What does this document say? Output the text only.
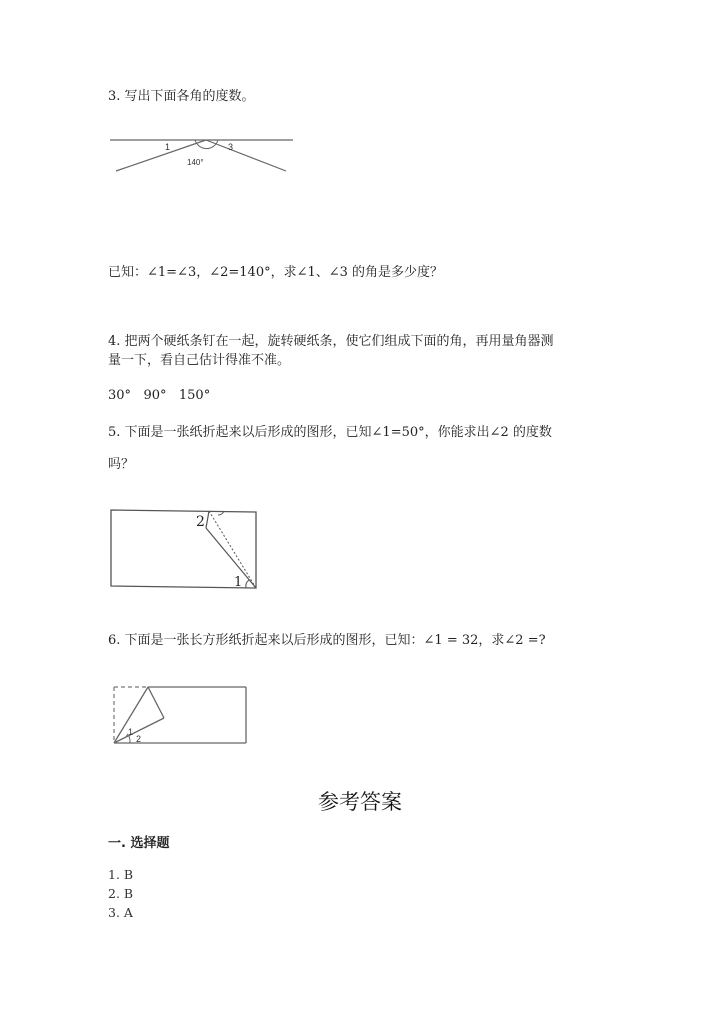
3. 写出下面各角的度数。
1	3
140°
已知：∠1=∠3，∠2=140°，求∠1、∠3 的角是多少度？
4. 把两个硬纸条钉在一起，旋转硬纸条，使它们组成下面的角，再用量角器测
量一下，看自己估计得准不准。
30°   90°   150°
5. 下面是一张纸折起来以后形成的图形，已知∠1=50°，你能求出∠2 的度数
吗？
2
1
6. 下面是一张长方形纸折起来以后形成的图形，已知：∠1 = 32，求∠2 =?
1
2
参考答案
一. 选择题
1. B
2. B
3. A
■ ■ ■ ■ ■
**WHAT IS REQUIRED:** Omit the pictures, then quote the rest of the material above exactly.

**COMPLETE ANSWER:**
What does this document say? Output the text only.
3. 写出下面各角的度数。
1	3
140°
已知：∠1=∠3，∠2=140°，求∠1、∠3 的角是多少度？
4. 把两个硬纸条钉在一起，旋转硬纸条，使它们组成下面的角，再用量角器测
量一下，看自己估计得准不准。
30°   90°   150°
5. 下面是一张纸折起来以后形成的图形，已知∠1=50°，你能求出∠2 的度数
吗？
2
1
6. 下面是一张长方形纸折起来以后形成的图形，已知：∠1 = 32，求∠2 =?
1
2
参考答案
一. 选择题
1. B
2. B
3. A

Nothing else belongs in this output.